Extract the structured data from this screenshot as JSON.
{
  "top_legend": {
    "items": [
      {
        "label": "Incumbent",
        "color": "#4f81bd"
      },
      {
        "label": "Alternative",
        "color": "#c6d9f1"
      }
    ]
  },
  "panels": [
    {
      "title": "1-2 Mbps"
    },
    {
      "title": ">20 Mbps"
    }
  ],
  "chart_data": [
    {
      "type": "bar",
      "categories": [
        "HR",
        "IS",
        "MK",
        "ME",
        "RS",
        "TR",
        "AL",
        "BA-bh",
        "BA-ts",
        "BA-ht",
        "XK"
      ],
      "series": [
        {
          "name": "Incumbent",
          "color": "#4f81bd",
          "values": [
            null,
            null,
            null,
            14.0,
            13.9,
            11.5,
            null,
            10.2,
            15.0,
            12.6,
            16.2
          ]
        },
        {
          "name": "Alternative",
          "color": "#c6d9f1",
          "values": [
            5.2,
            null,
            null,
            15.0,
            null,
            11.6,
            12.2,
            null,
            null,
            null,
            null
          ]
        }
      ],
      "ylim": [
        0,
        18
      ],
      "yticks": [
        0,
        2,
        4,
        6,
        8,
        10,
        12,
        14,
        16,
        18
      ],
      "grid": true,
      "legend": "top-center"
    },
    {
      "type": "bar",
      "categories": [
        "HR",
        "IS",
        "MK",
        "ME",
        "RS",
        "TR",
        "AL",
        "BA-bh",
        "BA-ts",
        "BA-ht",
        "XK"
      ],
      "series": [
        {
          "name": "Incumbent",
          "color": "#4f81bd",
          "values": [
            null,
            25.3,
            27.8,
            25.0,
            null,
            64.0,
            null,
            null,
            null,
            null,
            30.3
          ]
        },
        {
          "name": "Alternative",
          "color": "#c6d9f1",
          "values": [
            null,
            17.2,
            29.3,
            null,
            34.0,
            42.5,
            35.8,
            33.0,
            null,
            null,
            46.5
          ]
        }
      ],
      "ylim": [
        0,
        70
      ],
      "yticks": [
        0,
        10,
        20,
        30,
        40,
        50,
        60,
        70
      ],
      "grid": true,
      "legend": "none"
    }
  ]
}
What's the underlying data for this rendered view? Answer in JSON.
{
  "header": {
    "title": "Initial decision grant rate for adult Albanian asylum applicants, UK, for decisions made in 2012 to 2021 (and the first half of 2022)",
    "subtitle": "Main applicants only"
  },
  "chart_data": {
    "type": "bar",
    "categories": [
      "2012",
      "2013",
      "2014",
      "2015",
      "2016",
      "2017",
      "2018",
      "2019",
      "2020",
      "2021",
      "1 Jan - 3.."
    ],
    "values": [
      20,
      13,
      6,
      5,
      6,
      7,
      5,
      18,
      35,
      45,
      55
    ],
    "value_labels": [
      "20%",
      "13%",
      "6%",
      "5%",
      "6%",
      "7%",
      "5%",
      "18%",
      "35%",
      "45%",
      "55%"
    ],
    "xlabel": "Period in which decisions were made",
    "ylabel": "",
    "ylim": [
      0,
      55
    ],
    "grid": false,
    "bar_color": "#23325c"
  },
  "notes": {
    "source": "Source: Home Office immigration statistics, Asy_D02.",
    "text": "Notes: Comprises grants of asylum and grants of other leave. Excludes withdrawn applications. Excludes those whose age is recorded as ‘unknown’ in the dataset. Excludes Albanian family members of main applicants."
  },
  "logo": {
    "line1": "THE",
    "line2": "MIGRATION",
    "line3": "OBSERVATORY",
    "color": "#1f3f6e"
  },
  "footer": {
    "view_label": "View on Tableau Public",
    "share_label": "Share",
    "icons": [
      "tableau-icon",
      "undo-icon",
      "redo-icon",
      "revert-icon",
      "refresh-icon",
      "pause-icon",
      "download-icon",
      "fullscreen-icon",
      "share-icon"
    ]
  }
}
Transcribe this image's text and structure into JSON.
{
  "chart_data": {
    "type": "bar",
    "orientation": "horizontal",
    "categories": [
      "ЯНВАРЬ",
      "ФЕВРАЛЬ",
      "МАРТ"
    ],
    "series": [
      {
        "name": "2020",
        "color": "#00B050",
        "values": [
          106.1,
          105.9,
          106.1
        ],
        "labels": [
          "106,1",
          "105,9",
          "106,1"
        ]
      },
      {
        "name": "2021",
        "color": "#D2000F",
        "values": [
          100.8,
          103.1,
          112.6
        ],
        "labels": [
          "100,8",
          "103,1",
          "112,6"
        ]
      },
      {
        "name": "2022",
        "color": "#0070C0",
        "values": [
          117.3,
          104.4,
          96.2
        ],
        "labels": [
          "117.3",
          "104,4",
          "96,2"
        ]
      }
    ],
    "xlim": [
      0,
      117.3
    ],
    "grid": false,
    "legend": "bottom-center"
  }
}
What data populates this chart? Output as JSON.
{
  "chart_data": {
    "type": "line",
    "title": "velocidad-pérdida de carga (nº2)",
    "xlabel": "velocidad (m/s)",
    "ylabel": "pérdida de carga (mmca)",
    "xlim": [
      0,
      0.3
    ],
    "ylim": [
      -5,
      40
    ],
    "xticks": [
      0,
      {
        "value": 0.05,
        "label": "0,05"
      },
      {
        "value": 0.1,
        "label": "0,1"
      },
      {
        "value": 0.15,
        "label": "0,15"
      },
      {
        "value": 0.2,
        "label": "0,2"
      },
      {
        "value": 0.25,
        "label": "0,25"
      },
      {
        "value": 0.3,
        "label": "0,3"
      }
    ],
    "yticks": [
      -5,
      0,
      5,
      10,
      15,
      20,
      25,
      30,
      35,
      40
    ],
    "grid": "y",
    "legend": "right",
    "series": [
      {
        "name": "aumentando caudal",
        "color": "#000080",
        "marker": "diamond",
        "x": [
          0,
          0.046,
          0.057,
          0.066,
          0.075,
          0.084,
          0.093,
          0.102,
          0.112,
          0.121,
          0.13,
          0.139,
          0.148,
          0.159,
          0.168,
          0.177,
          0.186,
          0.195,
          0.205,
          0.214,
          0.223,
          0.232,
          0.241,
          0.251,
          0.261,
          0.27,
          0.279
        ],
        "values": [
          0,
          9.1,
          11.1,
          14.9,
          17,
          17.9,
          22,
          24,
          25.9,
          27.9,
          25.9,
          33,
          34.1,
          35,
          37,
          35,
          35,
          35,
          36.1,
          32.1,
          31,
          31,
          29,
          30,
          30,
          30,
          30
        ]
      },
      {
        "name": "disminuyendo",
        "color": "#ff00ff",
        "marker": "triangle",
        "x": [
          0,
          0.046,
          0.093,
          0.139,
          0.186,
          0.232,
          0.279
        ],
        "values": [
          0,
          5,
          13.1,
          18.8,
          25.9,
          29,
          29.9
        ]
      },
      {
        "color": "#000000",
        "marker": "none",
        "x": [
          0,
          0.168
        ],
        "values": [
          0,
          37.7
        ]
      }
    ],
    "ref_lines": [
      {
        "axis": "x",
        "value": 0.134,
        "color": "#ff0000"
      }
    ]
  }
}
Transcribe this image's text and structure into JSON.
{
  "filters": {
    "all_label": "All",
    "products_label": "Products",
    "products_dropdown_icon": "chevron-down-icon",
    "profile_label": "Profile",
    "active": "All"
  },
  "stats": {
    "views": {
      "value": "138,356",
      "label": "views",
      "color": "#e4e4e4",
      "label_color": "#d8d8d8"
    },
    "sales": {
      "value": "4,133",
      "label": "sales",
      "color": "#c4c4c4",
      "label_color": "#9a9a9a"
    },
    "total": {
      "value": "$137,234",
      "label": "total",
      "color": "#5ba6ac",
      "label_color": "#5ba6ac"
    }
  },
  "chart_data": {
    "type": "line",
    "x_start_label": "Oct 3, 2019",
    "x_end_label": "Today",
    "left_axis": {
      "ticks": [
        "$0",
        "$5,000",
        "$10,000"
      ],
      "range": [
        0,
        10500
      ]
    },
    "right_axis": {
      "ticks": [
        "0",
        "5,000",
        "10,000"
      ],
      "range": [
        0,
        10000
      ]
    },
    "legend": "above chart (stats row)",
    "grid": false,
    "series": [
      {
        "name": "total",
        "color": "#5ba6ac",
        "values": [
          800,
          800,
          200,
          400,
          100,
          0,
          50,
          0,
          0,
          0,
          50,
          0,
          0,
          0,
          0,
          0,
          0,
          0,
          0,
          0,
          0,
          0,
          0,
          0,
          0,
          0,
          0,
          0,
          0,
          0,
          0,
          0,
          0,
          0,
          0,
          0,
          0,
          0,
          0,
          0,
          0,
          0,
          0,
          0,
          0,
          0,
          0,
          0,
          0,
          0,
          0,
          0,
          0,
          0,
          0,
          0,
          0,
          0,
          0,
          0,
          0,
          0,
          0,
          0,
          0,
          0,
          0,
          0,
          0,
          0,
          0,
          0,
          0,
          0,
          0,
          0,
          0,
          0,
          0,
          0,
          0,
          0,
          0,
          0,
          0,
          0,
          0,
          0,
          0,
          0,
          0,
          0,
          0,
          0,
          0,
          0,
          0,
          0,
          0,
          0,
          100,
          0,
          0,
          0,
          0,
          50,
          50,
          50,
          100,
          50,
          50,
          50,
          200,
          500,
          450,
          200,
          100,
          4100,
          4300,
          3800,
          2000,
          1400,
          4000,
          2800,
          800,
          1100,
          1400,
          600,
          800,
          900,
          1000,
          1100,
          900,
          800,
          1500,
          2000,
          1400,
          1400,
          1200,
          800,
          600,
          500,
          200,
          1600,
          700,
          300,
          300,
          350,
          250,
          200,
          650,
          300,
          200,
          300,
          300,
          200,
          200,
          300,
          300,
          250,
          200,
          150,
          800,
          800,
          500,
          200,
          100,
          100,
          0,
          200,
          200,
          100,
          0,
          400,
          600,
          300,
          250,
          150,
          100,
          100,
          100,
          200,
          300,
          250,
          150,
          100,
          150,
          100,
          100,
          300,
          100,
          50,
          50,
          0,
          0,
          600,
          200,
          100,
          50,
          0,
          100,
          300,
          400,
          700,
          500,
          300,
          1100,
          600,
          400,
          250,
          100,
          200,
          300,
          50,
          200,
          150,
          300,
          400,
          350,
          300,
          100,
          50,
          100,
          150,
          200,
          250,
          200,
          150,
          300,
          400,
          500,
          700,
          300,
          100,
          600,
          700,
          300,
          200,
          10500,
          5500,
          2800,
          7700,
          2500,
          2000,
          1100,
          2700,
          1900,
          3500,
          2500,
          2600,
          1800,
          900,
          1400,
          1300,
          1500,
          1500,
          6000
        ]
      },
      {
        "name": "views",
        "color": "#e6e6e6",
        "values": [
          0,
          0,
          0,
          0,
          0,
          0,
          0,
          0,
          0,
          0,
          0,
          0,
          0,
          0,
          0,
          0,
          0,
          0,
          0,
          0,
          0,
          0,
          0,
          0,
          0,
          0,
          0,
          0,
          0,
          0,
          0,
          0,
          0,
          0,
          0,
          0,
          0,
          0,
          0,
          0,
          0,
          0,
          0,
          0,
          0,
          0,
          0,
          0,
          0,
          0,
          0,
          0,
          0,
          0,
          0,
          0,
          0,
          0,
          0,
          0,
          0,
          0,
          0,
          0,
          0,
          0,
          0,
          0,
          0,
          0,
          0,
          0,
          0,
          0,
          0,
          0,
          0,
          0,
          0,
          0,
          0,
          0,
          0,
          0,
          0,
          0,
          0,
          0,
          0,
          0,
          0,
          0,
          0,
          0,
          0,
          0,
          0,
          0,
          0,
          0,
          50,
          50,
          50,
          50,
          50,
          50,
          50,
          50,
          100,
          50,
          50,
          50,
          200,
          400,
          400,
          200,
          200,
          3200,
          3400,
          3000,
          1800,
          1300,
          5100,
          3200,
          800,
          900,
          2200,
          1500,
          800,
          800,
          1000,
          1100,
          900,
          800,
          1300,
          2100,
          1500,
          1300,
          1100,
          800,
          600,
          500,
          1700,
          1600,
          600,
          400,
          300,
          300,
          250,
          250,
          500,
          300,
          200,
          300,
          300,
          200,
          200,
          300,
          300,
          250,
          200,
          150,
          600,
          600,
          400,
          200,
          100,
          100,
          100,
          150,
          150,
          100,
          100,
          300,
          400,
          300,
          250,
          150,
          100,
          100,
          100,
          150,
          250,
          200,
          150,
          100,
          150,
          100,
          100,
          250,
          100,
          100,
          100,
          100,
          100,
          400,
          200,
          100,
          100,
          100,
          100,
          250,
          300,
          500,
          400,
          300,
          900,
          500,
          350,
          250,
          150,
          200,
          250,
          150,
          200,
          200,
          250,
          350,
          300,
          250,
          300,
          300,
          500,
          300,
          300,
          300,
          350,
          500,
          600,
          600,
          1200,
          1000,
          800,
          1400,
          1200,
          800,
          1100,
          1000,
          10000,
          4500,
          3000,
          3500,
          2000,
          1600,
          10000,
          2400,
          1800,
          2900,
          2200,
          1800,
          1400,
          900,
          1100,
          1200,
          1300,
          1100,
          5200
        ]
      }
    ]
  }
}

--

→ TASK DETAILS:
Locate and copy each line in the data above that includes the word "JSON".

→ FINISHED ANSWER:
Extract the structured data from this screenshot as JSON.
What's the underlying data for this rendered view? Answer in JSON.
Transcribe this image's text and structure into JSON.
What data populates this chart? Output as JSON.
Transcribe this image's text and structure into JSON.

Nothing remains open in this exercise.